### PROBLEM STATEMENT
Repeat the data verbatim.
===== INPUT DATA =====
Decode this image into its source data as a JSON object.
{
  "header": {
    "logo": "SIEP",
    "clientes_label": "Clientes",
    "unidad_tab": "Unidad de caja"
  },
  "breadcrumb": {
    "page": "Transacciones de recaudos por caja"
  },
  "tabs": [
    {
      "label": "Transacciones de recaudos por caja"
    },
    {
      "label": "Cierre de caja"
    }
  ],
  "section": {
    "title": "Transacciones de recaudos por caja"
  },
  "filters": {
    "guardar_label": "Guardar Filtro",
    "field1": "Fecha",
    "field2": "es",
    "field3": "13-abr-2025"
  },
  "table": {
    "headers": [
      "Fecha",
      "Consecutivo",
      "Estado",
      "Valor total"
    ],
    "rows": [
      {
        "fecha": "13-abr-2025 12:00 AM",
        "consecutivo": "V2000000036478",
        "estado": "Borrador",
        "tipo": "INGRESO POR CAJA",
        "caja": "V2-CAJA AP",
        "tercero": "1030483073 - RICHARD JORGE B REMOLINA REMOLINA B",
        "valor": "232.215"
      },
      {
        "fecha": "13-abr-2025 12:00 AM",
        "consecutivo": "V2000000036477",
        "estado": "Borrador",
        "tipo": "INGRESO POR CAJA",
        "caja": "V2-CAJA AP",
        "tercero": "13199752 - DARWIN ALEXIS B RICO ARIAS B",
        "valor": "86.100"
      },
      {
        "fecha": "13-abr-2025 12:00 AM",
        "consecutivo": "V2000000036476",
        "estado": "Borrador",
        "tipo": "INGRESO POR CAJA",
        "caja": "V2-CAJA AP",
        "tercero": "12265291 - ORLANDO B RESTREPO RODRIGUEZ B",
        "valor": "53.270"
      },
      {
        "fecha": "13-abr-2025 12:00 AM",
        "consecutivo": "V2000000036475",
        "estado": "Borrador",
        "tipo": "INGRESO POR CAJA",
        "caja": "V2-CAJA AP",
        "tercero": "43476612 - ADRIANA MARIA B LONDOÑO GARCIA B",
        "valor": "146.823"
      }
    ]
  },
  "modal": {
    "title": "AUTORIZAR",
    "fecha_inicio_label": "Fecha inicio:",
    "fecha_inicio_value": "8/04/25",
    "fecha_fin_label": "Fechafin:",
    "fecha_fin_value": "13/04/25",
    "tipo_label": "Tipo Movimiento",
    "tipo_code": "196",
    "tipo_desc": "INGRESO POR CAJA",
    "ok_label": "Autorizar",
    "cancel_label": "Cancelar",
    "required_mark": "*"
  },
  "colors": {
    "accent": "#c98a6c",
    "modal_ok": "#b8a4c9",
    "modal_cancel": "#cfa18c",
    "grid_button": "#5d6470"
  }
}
=====
### SOLUTION FOR THIS TASK
Decode this image into its source data as a JSON object.
{
  "header": {
    "logo": "SIEP",
    "clientes_label": "Clientes",
    "unidad_tab": "Unidad de caja"
  },
  "breadcrumb": {
    "page": "Transacciones de recaudos por caja"
  },
  "tabs": [
    {
      "label": "Transacciones de recaudos por caja"
    },
    {
      "label": "Cierre de caja"
    }
  ],
  "section": {
    "title": "Transacciones de recaudos por caja"
  },
  "filters": {
    "guardar_label": "Guardar Filtro",
    "field1": "Fecha",
    "field2": "es",
    "field3": "13-abr-2025"
  },
  "table": {
    "headers": [
      "Fecha",
      "Consecutivo",
      "Estado",
      "Valor total"
    ],
    "rows": [
      {
        "fecha": "13-abr-2025 12:00 AM",
        "consecutivo": "V2000000036478",
        "estado": "Borrador",
        "tipo": "INGRESO POR CAJA",
        "caja": "V2-CAJA AP",
        "tercero": "1030483073 - RICHARD JORGE B REMOLINA REMOLINA B",
        "valor": "232.215"
      },
      {
        "fecha": "13-abr-2025 12:00 AM",
        "consecutivo": "V2000000036477",
        "estado": "Borrador",
        "tipo": "INGRESO POR CAJA",
        "caja": "V2-CAJA AP",
        "tercero": "13199752 - DARWIN ALEXIS B RICO ARIAS B",
        "valor": "86.100"
      },
      {
        "fecha": "13-abr-2025 12:00 AM",
        "consecutivo": "V2000000036476",
        "estado": "Borrador",
        "tipo": "INGRESO POR CAJA",
        "caja": "V2-CAJA AP",
        "tercero": "12265291 - ORLANDO B RESTREPO RODRIGUEZ B",
        "valor": "53.270"
      },
      {
        "fecha": "13-abr-2025 12:00 AM",
        "consecutivo": "V2000000036475",
        "estado": "Borrador",
        "tipo": "INGRESO POR CAJA",
        "caja": "V2-CAJA AP",
        "tercero": "43476612 - ADRIANA MARIA B LONDOÑO GARCIA B",
        "valor": "146.823"
      }
    ]
  },
  "modal": {
    "title": "AUTORIZAR",
    "fecha_inicio_label": "Fecha inicio:",
    "fecha_inicio_value": "8/04/25",
    "fecha_fin_label": "Fechafin:",
    "fecha_fin_value": "13/04/25",
    "tipo_label": "Tipo Movimiento",
    "tipo_code": "196",
    "tipo_desc": "INGRESO POR CAJA",
    "ok_label": "Autorizar",
    "cancel_label": "Cancelar",
    "required_mark": "*"
  },
  "colors": {
    "accent": "#c98a6c",
    "modal_ok": "#b8a4c9",
    "modal_cancel": "#cfa18c",
    "grid_button": "#5d6470"
  }
}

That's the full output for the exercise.